# BRIEF
Write the records out again, precisely as they stand.

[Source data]
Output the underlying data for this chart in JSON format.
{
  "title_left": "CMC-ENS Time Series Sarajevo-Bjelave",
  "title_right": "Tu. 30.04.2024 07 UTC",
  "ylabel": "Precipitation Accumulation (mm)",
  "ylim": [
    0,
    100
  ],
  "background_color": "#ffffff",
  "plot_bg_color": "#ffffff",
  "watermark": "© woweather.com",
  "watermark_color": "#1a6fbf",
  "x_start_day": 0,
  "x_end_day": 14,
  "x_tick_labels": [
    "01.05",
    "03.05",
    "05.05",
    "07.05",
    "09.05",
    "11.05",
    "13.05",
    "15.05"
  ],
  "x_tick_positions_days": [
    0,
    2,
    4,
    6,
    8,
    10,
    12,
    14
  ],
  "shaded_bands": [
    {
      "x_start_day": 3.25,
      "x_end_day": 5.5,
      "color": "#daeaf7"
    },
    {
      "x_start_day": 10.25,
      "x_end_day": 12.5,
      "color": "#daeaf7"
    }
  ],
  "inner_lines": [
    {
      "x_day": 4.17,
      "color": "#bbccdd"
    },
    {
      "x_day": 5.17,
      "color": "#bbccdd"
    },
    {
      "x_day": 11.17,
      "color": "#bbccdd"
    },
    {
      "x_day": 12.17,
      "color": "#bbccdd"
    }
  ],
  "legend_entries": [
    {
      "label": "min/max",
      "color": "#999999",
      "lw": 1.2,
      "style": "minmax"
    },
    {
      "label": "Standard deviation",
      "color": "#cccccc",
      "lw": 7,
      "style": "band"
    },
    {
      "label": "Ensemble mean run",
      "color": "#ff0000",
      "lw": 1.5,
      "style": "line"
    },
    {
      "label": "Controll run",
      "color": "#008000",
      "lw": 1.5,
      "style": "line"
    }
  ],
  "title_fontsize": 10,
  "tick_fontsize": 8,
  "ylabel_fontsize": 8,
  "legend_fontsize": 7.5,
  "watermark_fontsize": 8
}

# WORKED SOLUTION
Output the underlying data for this chart in JSON format.
{
  "title_left": "CMC-ENS Time Series Sarajevo-Bjelave",
  "title_right": "Tu. 30.04.2024 07 UTC",
  "ylabel": "Precipitation Accumulation (mm)",
  "ylim": [
    0,
    100
  ],
  "background_color": "#ffffff",
  "plot_bg_color": "#ffffff",
  "watermark": "© woweather.com",
  "watermark_color": "#1a6fbf",
  "x_start_day": 0,
  "x_end_day": 14,
  "x_tick_labels": [
    "01.05",
    "03.05",
    "05.05",
    "07.05",
    "09.05",
    "11.05",
    "13.05",
    "15.05"
  ],
  "x_tick_positions_days": [
    0,
    2,
    4,
    6,
    8,
    10,
    12,
    14
  ],
  "shaded_bands": [
    {
      "x_start_day": 3.25,
      "x_end_day": 5.5,
      "color": "#daeaf7"
    },
    {
      "x_start_day": 10.25,
      "x_end_day": 12.5,
      "color": "#daeaf7"
    }
  ],
  "inner_lines": [
    {
      "x_day": 4.17,
      "color": "#bbccdd"
    },
    {
      "x_day": 5.17,
      "color": "#bbccdd"
    },
    {
      "x_day": 11.17,
      "color": "#bbccdd"
    },
    {
      "x_day": 12.17,
      "color": "#bbccdd"
    }
  ],
  "legend_entries": [
    {
      "label": "min/max",
      "color": "#999999",
      "lw": 1.2,
      "style": "minmax"
    },
    {
      "label": "Standard deviation",
      "color": "#cccccc",
      "lw": 7,
      "style": "band"
    },
    {
      "label": "Ensemble mean run",
      "color": "#ff0000",
      "lw": 1.5,
      "style": "line"
    },
    {
      "label": "Controll run",
      "color": "#008000",
      "lw": 1.5,
      "style": "line"
    }
  ],
  "title_fontsize": 10,
  "tick_fontsize": 8,
  "ylabel_fontsize": 8,
  "legend_fontsize": 7.5,
  "watermark_fontsize": 8
}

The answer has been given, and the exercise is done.